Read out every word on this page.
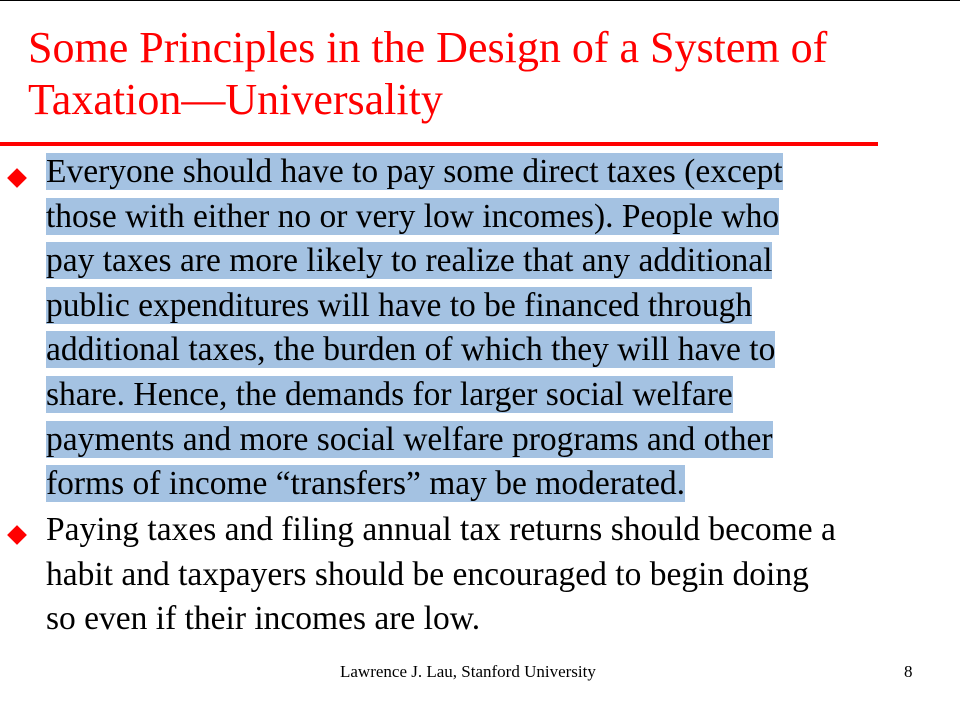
Some Principles in the Design of a System of Taxation—Universality
Everyone should have to pay some direct taxes (except
those with either no or very low incomes). People who
pay taxes are more likely to realize that any additional
public expenditures will have to be financed through
additional taxes, the burden of which they will have to
share. Hence, the demands for larger social welfare
payments and more social welfare programs and other
forms of income “transfers” may be moderated.
Paying taxes and filing annual tax returns should become a
habit and taxpayers should be encouraged to begin doing
so even if their incomes are low.
Lawrence J. Lau, Stanford University	8
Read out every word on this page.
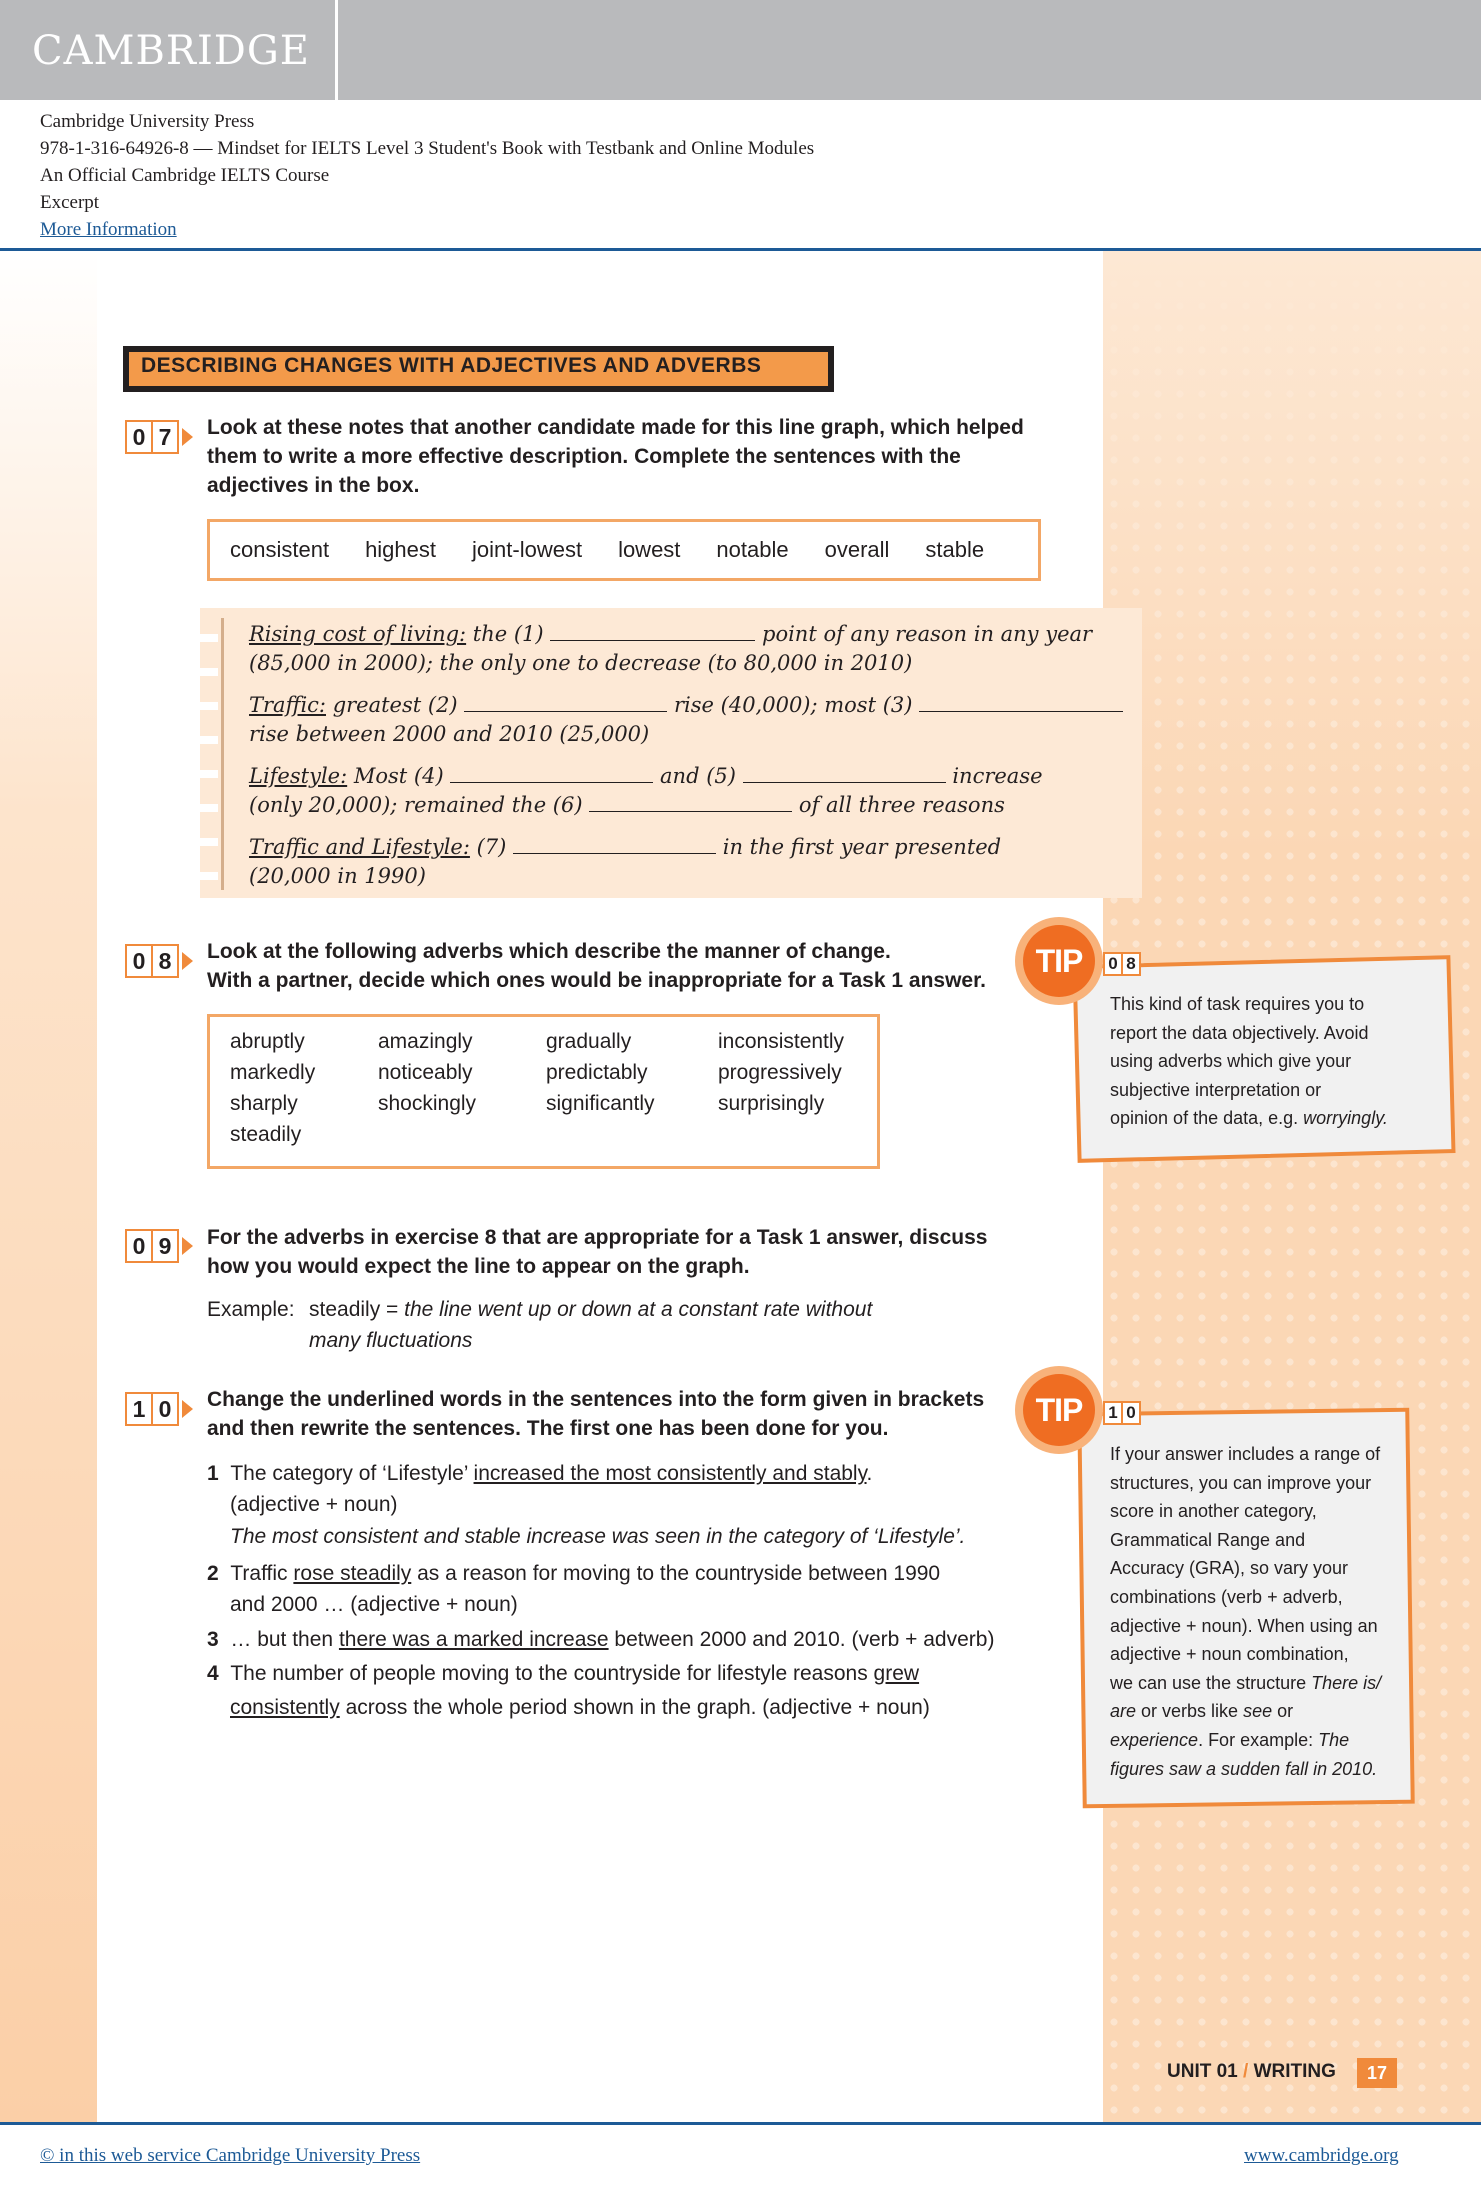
CAMBRIDGE
Cambridge University Press
978-1-316-64926-8 — Mindset for IELTS Level 3 Student's Book with Testbank and Online Modules
An Official Cambridge IELTS Course
Excerpt
More Information
DESCRIBING CHANGES WITH ADJECTIVES AND ADVERBS
0 7	Look at these notes that another candidate made for this line graph, which helped
them to write a more effective description. Complete the sentences with the
adjectives in the box.
consistent highest joint-lowest lowest notable overall stable
Rising cost of living: the (1)	point of any reason in any year
(85,000 in 2000); the only one to decrease (to 80,000 in 2010)
Traffic: greatest (2)	rise (40,000); most (3)
rise between 2000 and 2010 (25,000)
Lifestyle: Most (4)	and (5)	increase
(only 20,000); remained the (6)	of all three reasons
Traffic and Lifestyle: (7)	in the first year presented
(20,000 in 1990)
0 8	Look at the following adverbs which describe the manner of change.
With a partner, decide which ones would be inappropriate for a Task 1 answer.
abruptly	amazingly	gradually	inconsistently
markedly	noticeably	predictably	progressively
sharply	shockingly	significantly	surprisingly
steadily
TIP	0 8
This kind of task requires you to
report the data objectively. Avoid
using adverbs which give your
subjective interpretation or
opinion of the data, e.g. worryingly.
0 9	For the adverbs in exercise 8 that are appropriate for a Task 1 answer, discuss
how you would expect the line to appear on the graph.
Example: steadily = the line went up or down at a constant rate without
many fluctuations
1 0	Change the underlined words in the sentences into the form given in brackets
and then rewrite the sentences. The first one has been done for you.
1 The category of ‘Lifestyle’ increased the most consistently and stably.
(adjective + noun)
The most consistent and stable increase was seen in the category of ‘Lifestyle’.
2 Traffic rose steadily as a reason for moving to the countryside between 1990
and 2000 … (adjective + noun)
3 … but then there was a marked increase between 2000 and 2010. (verb + adverb)
4 The number of people moving to the countryside for lifestyle reasons grew
consistently across the whole period shown in the graph. (adjective + noun)
TIP	1 0
If your answer includes a range of
structures, you can improve your
score in another category,
Grammatical Range and
Accuracy (GRA), so vary your
combinations (verb + adverb,
adjective + noun). When using an
adjective + noun combination,
we can use the structure There is/
are or verbs like see or
experience. For example: The
figures saw a sudden fall in 2010.
UNIT 01 / WRITING	17
© in this web service Cambridge University Press	www.cambridge.org
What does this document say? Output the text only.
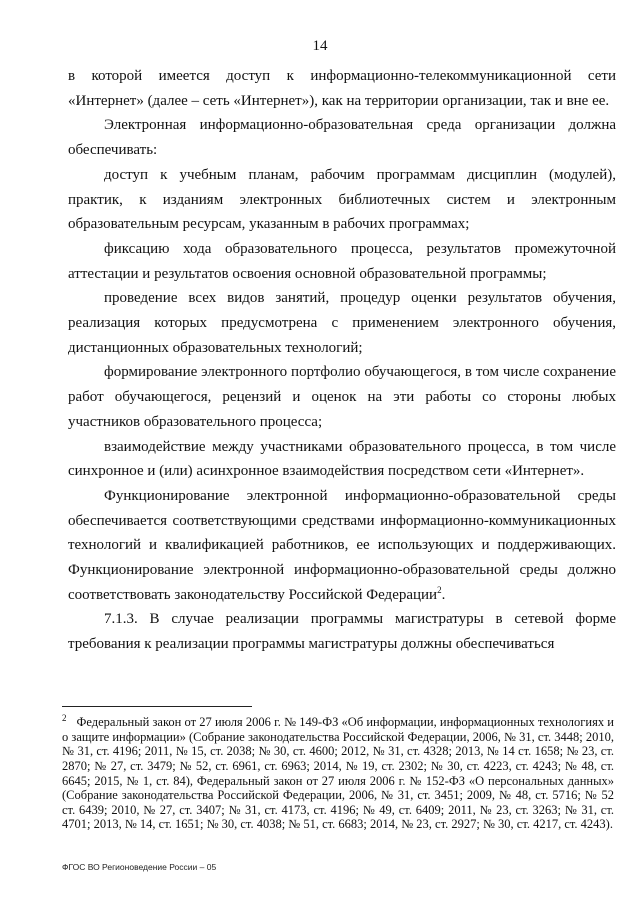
14

в которой имеется доступ к информационно-телекоммуникационной сети «Интернет» (далее – сеть «Интернет»), как на территории организации, так и вне ее.

Электронная информационно-образовательная среда организации должна обеспечивать:

доступ к учебным планам, рабочим программам дисциплин (модулей), практик, к изданиям электронных библиотечных систем и электронным образовательным ресурсам, указанным в рабочих программах;

фиксацию хода образовательного процесса, результатов промежуточной аттестации и результатов освоения основной образовательной программы;

проведение всех видов занятий, процедур оценки результатов обучения, реализация которых предусмотрена с применением электронного обучения, дистанционных образовательных технологий;

формирование электронного портфолио обучающегося, в том числе сохранение работ обучающегося, рецензий и оценок на эти работы со стороны любых участников образовательного процесса;

взаимодействие между участниками образовательного процесса, в том числе синхронное и (или) асинхронное взаимодействия посредством сети «Интернет».

Функционирование электронной информационно-образовательной среды обеспечивается соответствующими средствами информационно-коммуникационных технологий и квалификацией работников, ее использующих и поддерживающих. Функционирование электронной информационно-образовательной среды должно соответствовать законодательству Российской Федерации$^2$.

7.1.3. В случае реализации программы магистратуры в сетевой форме требования к реализации программы магистратуры должны обеспечиваться

$^2$ Федеральный закон от 27 июля 2006 г. № 149-ФЗ «Об информации, информационных технологиях и о защите информации» (Собрание законодательства Российской Федерации, 2006, № 31, ст. 3448; 2010, № 31, ст. 4196; 2011, № 15, ст. 2038; № 30, ст. 4600; 2012, № 31, ст. 4328; 2013, № 14 ст. 1658; № 23, ст. 2870; № 27, ст. 3479; № 52, ст. 6961, ст. 6963; 2014, № 19, ст. 2302; № 30, ст. 4223, ст. 4243; № 48, ст. 6645; 2015, № 1, ст. 84), Федеральный закон от 27 июля 2006 г. № 152-ФЗ «О персональных данных» (Собрание законодательства Российской Федерации, 2006, № 31, ст. 3451; 2009, № 48, ст. 5716; № 52 ст. 6439; 2010, № 27, ст. 3407; № 31, ст. 4173, ст. 4196; № 49, ст. 6409; 2011, № 23, ст. 3263; № 31, ст. 4701; 2013, № 14, ст. 1651; № 30, ст. 4038; № 51, ст. 6683; 2014, № 23, ст. 2927; № 30, ст. 4217, ст. 4243).
ФГОС ВО Регионоведение России – 05
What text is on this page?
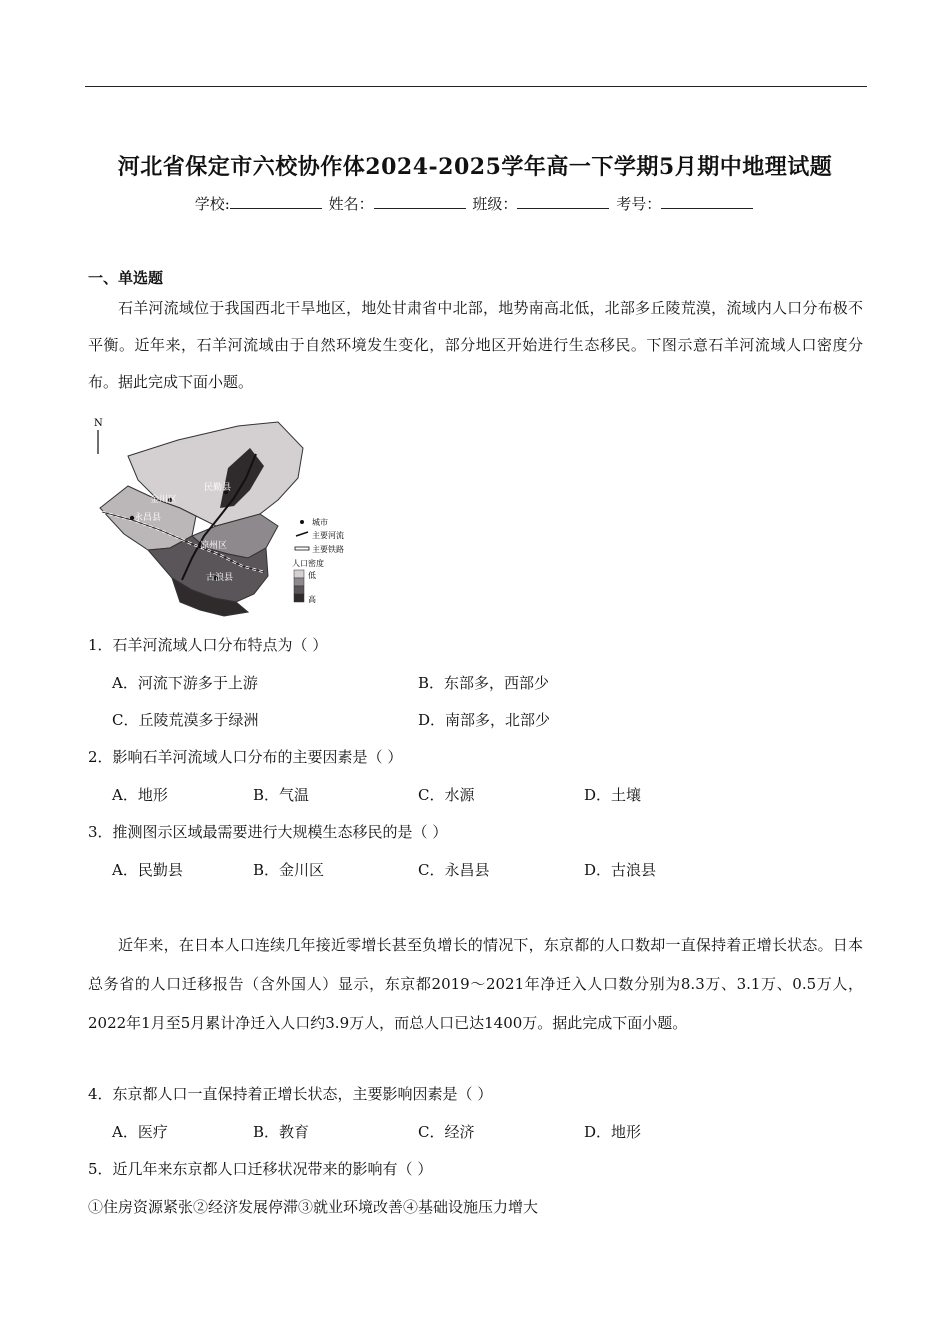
河北省保定市六校协作体2024-2025学年高一下学期5月期中地理试题
学校:	姓名：	班级：	考号：
一、单选题
石羊河流域位于我国西北干旱地区，地处甘肃省中北部，地势南高北低，北部多丘陵荒漠，流域内人口分布极不平衡。近年来，石羊河流域由于自然环境发生变化，部分地区开始进行生态移民。下图示意石羊河流域人口密度分布。据此完成下面小题。
N
民勤县
金川区
永昌县
凉州区
古浪县
城市
主要河流
主要铁路
人口密度
低
高
1．石羊河流域人口分布特点为（ ）
A．河流下游多于上游	B．东部多，西部少
C．丘陵荒漠多于绿洲	D．南部多，北部少
2．影响石羊河流域人口分布的主要因素是（ ）
A．地形	B．气温	C．水源	D．土壤
3．推测图示区域最需要进行大规模生态移民的是（ ）
A．民勤县	B．金川区	C．永昌县	D．古浪县
近年来，在日本人口连续几年接近零增长甚至负增长的情况下，东京都的人口数却一直保持着正增长状态。日本总务省的人口迁移报告（含外国人）显示，东京都2019～2021年净迁入人口数分别为8.3万、3.1万、0.5万人，2022年1月至5月累计净迁入人口约3.9万人，而总人口已达1400万。据此完成下面小题。
4．东京都人口一直保持着正增长状态，主要影响因素是（ ）
A．医疗	B．教育	C．经济	D．地形
5．近几年来东京都人口迁移状况带来的影响有（ ）
①住房资源紧张②经济发展停滞③就业环境改善④基础设施压力增大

···

=== Stated goal ===
Find how many lines hold the string "rise", and state that number alone.

=== Answer in full ===
2